> Your task:
From the entries below, copy every line where the string "this" appears.

Data entries

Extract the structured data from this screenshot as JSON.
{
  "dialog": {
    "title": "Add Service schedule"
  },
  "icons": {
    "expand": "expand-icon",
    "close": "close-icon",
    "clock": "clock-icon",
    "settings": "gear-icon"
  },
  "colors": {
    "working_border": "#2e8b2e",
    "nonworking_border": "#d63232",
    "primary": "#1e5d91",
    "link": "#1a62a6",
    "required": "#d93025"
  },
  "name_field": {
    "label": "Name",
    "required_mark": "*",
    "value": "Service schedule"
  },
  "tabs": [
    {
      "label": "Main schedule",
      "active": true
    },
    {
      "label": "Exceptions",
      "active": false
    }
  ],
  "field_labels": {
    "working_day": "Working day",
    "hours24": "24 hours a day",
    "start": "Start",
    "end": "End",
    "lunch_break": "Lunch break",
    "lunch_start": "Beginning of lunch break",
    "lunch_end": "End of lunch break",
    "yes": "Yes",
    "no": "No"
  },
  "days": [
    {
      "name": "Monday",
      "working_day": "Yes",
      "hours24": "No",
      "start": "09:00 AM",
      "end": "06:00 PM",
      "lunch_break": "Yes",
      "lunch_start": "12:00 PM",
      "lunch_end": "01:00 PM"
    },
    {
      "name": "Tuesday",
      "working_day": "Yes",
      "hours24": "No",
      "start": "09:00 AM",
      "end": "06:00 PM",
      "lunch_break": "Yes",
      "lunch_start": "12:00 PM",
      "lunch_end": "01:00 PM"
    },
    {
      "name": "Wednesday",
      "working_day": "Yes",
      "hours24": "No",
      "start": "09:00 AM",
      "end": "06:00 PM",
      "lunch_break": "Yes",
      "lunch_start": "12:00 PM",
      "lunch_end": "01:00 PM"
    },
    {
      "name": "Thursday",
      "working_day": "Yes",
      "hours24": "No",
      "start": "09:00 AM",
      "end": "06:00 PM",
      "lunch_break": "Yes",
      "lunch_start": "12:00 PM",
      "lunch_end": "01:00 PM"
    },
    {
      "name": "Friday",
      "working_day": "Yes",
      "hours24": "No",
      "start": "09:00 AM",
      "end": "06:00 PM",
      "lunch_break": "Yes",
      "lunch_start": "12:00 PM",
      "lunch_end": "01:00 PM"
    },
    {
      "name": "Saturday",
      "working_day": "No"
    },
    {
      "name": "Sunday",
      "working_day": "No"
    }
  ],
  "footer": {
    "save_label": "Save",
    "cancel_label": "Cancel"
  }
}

...

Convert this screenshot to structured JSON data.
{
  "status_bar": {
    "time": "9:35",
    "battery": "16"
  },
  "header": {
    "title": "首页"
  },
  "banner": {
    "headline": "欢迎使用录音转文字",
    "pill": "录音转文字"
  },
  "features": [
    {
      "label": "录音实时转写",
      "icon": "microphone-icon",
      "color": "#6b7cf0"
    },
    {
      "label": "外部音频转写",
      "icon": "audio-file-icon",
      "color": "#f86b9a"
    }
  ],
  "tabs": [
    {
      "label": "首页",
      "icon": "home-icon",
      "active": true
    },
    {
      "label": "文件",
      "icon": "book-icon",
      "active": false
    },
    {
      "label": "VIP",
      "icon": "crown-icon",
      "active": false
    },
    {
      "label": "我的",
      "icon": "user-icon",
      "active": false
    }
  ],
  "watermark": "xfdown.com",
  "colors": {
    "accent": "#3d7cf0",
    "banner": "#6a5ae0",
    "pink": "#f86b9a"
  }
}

> Solved exercise:
Extract the structured data from this screenshot as JSON.
Convert this screenshot to structured JSON data.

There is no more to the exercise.